### EXERCISE
Find and copy every line in the records that includes the string "铺满金色巴掌的水泥道".

### DATASET RECORDS
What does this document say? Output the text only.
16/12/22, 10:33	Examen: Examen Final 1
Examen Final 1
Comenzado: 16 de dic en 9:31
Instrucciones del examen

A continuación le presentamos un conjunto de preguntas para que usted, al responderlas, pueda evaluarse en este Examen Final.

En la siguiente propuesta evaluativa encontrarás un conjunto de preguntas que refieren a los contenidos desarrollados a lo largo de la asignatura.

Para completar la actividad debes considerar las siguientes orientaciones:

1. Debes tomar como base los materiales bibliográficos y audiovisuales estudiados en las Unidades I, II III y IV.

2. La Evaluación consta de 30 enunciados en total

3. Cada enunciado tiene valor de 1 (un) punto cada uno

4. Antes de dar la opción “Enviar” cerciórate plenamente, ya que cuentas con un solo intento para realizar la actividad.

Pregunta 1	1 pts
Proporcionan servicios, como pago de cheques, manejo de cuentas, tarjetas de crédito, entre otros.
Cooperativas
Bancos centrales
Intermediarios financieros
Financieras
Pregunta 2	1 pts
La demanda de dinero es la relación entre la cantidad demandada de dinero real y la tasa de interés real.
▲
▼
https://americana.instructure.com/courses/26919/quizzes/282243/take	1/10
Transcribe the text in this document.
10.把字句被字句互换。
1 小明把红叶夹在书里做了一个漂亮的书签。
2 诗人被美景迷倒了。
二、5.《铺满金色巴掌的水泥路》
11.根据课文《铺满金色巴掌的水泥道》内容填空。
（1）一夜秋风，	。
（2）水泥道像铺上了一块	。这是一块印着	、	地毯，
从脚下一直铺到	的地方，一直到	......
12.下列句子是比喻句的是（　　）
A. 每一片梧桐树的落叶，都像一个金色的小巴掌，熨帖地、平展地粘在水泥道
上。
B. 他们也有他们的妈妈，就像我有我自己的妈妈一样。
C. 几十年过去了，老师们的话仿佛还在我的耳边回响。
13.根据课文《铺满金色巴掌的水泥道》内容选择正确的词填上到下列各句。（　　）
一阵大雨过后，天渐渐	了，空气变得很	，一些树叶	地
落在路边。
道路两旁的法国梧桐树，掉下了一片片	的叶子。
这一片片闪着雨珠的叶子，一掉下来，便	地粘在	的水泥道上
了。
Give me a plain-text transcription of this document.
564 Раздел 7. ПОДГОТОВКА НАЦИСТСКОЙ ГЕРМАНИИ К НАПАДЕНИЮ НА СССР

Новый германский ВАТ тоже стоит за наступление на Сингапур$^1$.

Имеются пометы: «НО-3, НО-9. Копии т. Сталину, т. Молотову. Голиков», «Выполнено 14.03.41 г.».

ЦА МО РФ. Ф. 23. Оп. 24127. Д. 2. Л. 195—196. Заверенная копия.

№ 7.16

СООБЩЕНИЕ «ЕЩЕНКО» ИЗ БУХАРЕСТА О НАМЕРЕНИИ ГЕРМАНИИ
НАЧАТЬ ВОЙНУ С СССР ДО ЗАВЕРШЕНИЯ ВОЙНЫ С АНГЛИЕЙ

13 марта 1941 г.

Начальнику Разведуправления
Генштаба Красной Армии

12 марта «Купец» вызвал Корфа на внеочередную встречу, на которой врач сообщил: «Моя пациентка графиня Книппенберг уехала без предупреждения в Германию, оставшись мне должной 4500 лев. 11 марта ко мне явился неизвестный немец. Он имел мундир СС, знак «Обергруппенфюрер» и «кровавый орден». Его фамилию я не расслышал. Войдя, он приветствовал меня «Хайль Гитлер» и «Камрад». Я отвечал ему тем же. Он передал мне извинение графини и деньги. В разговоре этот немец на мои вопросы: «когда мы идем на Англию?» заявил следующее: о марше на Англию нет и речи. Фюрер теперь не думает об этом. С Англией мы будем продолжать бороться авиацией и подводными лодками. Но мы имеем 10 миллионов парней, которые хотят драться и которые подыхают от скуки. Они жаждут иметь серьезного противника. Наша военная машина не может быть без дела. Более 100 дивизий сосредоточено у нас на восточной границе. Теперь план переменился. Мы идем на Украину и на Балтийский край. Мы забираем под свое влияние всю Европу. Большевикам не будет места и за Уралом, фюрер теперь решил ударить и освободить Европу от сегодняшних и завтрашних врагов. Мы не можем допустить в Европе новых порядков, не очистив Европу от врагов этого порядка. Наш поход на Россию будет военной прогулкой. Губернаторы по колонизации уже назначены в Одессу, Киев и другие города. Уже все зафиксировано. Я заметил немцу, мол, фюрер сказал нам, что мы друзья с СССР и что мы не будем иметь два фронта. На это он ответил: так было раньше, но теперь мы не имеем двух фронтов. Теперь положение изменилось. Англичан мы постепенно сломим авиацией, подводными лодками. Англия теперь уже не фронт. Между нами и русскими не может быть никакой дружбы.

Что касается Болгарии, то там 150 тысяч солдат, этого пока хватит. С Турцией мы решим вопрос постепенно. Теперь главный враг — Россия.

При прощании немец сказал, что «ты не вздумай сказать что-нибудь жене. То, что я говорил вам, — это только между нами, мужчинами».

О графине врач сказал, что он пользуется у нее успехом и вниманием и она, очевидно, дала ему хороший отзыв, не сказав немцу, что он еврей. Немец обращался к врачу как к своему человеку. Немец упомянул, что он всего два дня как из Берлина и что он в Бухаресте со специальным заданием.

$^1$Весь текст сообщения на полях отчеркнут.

### OUTPUT BELOW
11.根据课文《铺满金色巴掌的水泥道》内容填空。
13.根据课文《铺满金色巴掌的水泥道》内容选择正确的词填上到下列各句。（　　）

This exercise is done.